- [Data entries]
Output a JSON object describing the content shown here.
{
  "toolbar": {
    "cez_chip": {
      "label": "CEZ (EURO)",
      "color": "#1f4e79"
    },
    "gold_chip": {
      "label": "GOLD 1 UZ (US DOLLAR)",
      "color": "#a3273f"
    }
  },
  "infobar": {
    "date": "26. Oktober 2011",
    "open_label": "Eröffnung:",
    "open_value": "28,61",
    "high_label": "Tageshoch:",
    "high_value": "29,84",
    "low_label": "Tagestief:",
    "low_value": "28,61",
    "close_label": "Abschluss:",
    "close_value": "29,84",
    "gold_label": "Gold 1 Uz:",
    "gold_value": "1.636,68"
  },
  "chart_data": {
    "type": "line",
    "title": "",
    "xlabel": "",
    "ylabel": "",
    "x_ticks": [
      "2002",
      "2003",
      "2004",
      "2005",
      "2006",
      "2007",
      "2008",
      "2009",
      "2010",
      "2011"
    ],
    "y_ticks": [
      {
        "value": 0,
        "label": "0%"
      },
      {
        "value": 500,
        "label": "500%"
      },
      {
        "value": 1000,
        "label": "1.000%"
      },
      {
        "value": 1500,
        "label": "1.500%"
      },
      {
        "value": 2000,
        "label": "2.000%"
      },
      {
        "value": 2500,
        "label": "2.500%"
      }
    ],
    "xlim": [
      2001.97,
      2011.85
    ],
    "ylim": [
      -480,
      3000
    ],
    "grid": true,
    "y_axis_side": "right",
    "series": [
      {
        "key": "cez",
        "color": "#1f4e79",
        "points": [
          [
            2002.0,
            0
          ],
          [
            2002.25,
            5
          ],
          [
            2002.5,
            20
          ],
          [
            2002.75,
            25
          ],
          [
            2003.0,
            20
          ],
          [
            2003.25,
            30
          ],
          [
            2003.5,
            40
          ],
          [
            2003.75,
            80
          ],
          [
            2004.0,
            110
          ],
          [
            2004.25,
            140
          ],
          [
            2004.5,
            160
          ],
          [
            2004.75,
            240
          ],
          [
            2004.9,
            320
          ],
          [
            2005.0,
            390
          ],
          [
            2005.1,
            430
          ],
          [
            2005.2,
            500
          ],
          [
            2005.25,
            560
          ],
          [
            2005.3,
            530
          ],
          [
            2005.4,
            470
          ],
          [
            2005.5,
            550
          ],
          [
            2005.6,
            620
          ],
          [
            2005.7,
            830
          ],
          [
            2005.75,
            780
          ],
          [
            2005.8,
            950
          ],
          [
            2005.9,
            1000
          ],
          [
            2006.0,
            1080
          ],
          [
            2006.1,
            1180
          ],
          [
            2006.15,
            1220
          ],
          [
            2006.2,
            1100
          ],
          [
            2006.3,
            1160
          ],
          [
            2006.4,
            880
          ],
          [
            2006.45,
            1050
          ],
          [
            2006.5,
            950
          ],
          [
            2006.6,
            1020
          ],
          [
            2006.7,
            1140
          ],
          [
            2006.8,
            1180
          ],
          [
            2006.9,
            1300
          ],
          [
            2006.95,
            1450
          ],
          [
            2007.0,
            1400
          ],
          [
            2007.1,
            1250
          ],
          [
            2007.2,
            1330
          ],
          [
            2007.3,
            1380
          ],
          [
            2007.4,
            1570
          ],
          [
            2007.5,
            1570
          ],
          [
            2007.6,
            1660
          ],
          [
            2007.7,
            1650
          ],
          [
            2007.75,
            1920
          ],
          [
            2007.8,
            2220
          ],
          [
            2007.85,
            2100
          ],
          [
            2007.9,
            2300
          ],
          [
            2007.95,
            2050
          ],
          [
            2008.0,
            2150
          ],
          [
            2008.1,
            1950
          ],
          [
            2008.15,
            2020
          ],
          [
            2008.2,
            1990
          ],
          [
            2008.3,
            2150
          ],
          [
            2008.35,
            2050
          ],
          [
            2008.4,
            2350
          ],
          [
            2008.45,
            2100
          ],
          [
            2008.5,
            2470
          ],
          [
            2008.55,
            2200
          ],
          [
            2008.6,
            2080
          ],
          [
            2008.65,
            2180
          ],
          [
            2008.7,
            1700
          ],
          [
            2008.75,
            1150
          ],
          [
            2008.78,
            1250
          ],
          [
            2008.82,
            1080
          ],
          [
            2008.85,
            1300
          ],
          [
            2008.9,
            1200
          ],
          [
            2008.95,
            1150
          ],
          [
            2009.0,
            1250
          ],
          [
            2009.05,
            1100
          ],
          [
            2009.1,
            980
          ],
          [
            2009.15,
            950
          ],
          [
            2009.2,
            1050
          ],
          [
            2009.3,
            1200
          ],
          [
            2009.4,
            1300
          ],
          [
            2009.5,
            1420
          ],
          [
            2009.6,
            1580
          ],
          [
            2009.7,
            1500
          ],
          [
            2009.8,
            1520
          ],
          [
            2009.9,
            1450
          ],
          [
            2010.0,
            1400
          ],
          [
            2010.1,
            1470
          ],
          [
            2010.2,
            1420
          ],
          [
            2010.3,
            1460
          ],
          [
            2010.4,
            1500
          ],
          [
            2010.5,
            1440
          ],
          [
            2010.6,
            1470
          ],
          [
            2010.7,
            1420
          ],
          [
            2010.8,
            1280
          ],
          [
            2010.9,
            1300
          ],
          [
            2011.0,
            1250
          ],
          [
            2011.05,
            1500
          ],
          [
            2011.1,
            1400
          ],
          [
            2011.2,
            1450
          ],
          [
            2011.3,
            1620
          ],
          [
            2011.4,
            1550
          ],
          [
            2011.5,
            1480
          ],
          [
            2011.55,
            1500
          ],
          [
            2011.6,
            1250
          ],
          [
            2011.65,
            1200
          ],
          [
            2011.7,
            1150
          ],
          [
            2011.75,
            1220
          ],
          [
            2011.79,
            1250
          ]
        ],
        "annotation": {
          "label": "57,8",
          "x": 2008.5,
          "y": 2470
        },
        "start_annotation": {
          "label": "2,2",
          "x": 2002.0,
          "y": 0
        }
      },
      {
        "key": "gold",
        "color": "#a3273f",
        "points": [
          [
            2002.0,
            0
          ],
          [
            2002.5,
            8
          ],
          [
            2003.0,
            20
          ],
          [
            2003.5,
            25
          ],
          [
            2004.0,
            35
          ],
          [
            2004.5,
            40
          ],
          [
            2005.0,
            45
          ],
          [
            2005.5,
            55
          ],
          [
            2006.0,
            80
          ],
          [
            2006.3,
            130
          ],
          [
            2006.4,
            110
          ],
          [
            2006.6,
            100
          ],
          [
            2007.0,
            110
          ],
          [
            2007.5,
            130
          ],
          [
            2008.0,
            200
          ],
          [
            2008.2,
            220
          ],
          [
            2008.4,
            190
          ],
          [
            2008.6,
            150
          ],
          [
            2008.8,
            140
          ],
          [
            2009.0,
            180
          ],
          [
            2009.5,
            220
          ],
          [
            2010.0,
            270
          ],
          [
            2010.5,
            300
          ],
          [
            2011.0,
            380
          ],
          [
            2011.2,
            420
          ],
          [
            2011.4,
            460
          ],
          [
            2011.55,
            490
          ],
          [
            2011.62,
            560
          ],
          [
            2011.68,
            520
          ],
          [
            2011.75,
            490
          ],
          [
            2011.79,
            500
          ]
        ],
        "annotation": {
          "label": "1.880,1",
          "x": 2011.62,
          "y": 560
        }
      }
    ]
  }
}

- [What needs to be done]
Find all lines with "color" in them and copy each one.

- [Worked solution]
      "color": "#1f4e79"
      "color": "#a3273f"
        "color": "#1f4e79",
        "color": "#a3273f",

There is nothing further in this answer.